(Stored data entries)
## START

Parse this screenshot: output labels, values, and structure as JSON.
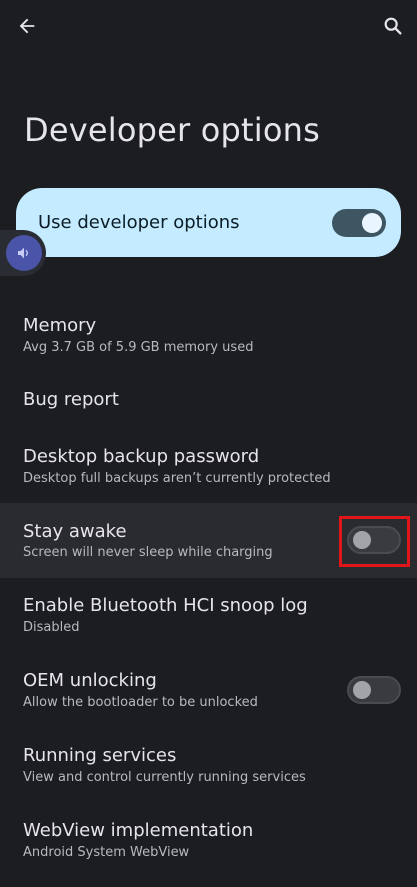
{
  "page": {
    "title": "Developer options"
  },
  "master_switch": {
    "label": "Use developer options",
    "state": "on"
  },
  "items": [
    {
      "title": "Memory",
      "subtitle": "Avg 3.7 GB of 5.9 GB memory used"
    },
    {
      "title": "Bug report",
      "subtitle": ""
    },
    {
      "title": "Desktop backup password",
      "subtitle": "Desktop full backups aren’t currently protected"
    },
    {
      "title": "Stay awake",
      "subtitle": "Screen will never sleep while charging",
      "toggle": "off",
      "highlighted": true
    },
    {
      "title": "Enable Bluetooth HCI snoop log",
      "subtitle": "Disabled"
    },
    {
      "title": "OEM unlocking",
      "subtitle": "Allow the bootloader to be unlocked",
      "toggle": "off"
    },
    {
      "title": "Running services",
      "subtitle": "View and control currently running services"
    },
    {
      "title": "WebView implementation",
      "subtitle": "Android System WebView"
    }
  ],
  "icons": {
    "back": "arrow-back-icon",
    "search": "search-icon",
    "volume": "volume-icon"
  },
  "colors": {
    "background": "#1c1d20",
    "master_card": "#c4ebff",
    "highlight_row": "#2a2b2e",
    "annotation": "#e0161b"
  }
}
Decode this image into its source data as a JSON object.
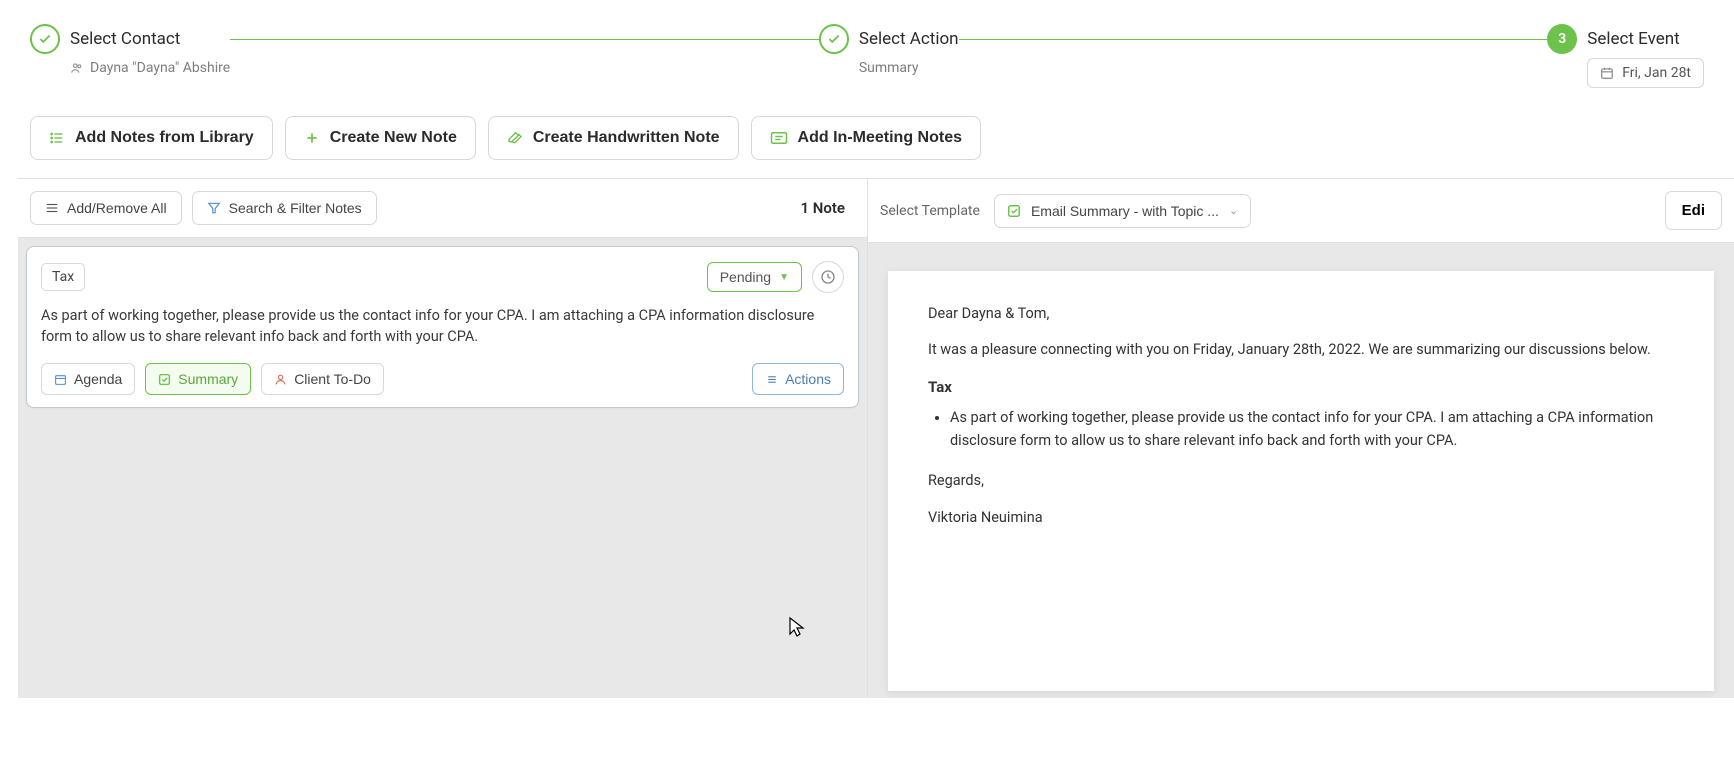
{
  "stepper": {
    "step1": {
      "title": "Select Contact",
      "sub": "Dayna \"Dayna\" Abshire"
    },
    "step2": {
      "title": "Select Action",
      "sub": "Summary"
    },
    "step3": {
      "num": "3",
      "title": "Select Event",
      "date": "Fri, Jan 28t"
    }
  },
  "buttons": {
    "library": "Add Notes from Library",
    "newnote": "Create New Note",
    "handwritten": "Create Handwritten Note",
    "inmeeting": "Add In-Meeting Notes"
  },
  "filters": {
    "addremove": "Add/Remove All",
    "search": "Search & Filter Notes",
    "count": "1 Note",
    "selectTemplateLabel": "Select Template",
    "templateValue": "Email Summary - with Topic ...",
    "edit": "Edi"
  },
  "note": {
    "tag": "Tax",
    "status": "Pending",
    "body": "As part of working together, please provide us the contact info for your CPA. I am attaching a CPA information disclosure form to allow us to share relevant info back and forth with your CPA.",
    "chips": {
      "agenda": "Agenda",
      "summary": "Summary",
      "clienttodo": "Client To-Do",
      "actions": "Actions"
    }
  },
  "preview": {
    "greeting": "Dear Dayna & Tom,",
    "intro": "It was a pleasure connecting with you on Friday, January 28th, 2022. We are summarizing our discussions below.",
    "section": "Tax",
    "bullet": "As part of working together, please provide us the contact info for your CPA. I am attaching a CPA information disclosure form to allow us to share relevant info back and forth with your CPA.",
    "regards": "Regards,",
    "signature": "Viktoria Neuimina"
  }
}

## END

**Task goal:** Pull every line containing the word "this" out of the material and copy it.

**Answer:**
Parse this screenshot: output labels, values, and structure as JSON.
Decode this image into its source data as a JSON object.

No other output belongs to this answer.